_Problem to work on:_
Sift the material for lines containing "text", and return them.

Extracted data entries
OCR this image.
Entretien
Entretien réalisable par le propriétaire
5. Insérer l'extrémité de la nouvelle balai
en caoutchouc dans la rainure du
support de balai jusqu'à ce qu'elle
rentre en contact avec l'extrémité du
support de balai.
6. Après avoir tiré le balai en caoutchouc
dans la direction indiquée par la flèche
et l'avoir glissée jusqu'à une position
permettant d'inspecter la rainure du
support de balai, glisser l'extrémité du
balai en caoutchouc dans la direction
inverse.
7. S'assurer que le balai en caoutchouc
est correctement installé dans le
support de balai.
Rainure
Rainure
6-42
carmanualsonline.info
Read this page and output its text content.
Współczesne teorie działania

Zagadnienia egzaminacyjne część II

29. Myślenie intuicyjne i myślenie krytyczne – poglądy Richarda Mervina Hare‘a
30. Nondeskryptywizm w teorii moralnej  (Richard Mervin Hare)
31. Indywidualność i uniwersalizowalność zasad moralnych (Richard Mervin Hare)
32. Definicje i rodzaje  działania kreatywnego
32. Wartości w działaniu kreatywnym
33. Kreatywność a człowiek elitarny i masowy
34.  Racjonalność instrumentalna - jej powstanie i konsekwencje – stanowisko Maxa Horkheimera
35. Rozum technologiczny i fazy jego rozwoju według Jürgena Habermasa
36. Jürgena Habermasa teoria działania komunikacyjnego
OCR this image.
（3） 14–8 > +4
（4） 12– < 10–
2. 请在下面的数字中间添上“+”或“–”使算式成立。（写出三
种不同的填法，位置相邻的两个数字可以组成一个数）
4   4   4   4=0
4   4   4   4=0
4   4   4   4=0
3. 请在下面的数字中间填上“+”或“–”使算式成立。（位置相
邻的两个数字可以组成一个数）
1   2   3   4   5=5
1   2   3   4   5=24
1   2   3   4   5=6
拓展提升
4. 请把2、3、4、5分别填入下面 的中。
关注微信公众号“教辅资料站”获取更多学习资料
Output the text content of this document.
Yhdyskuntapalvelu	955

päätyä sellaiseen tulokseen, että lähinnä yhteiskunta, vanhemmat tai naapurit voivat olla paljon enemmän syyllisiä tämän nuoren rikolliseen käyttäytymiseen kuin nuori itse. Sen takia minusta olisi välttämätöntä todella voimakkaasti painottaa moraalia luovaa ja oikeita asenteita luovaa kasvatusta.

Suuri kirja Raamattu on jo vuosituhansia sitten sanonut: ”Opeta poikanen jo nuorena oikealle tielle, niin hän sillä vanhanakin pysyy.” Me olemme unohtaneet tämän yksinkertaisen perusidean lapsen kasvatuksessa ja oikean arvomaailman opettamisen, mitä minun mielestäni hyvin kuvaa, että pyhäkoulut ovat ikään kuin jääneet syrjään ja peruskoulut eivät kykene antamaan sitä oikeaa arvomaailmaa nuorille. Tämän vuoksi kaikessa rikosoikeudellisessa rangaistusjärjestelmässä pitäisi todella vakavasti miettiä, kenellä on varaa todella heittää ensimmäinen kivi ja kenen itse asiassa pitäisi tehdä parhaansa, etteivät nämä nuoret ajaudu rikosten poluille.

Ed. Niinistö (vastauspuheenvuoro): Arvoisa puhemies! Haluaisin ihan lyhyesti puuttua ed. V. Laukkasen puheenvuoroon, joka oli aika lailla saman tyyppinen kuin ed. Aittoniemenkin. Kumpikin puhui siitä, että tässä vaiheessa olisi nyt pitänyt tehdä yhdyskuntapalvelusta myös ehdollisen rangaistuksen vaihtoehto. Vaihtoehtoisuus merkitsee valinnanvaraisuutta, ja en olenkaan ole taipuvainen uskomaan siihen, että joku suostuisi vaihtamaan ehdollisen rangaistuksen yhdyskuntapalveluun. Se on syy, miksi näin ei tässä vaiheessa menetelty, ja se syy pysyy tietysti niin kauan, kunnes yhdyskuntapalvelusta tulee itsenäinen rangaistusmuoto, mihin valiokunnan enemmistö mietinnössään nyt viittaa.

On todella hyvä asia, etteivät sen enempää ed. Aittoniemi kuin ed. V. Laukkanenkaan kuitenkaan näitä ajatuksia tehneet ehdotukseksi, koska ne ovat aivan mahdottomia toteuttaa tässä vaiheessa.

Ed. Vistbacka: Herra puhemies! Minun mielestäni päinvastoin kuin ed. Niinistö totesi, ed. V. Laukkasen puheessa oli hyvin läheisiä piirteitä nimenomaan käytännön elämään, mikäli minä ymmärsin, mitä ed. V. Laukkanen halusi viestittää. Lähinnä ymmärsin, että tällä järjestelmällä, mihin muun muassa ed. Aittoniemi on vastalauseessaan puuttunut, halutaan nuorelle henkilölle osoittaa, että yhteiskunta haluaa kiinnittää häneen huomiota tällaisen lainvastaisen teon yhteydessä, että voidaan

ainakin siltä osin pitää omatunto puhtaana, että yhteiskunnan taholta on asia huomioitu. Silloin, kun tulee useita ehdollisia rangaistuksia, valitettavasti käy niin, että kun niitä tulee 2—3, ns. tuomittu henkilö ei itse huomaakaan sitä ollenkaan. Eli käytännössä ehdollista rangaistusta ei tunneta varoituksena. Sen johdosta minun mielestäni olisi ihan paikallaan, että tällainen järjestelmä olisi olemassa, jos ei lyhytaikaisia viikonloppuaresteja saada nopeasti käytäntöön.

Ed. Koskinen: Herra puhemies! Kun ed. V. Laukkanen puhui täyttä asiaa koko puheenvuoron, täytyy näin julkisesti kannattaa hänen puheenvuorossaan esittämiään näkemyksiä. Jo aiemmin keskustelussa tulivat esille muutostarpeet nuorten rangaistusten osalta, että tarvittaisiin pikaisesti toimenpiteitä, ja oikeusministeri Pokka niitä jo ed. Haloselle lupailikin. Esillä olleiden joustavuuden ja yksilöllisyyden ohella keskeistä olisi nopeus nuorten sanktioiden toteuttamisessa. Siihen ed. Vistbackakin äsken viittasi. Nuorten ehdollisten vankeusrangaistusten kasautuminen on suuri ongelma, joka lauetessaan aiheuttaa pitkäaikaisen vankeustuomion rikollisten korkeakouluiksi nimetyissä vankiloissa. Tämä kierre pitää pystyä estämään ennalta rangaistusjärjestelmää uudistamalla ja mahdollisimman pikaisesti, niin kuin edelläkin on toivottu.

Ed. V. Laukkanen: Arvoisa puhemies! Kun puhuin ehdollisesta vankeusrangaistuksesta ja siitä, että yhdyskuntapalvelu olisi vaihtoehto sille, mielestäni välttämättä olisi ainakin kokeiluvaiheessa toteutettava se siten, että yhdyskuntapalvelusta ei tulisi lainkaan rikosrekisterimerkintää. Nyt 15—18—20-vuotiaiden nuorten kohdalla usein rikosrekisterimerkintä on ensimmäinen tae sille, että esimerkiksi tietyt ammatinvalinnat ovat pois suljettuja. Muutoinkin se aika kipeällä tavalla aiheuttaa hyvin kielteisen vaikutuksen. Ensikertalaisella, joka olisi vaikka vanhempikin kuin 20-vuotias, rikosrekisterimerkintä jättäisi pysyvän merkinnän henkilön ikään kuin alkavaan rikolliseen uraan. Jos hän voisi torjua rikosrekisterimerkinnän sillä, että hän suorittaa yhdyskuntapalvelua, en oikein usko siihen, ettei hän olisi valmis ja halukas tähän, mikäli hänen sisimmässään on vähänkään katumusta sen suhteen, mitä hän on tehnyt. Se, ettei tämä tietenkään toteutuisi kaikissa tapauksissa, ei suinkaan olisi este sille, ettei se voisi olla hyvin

_Answer below:_
Read this page and output its text content.
Output the text content of this document.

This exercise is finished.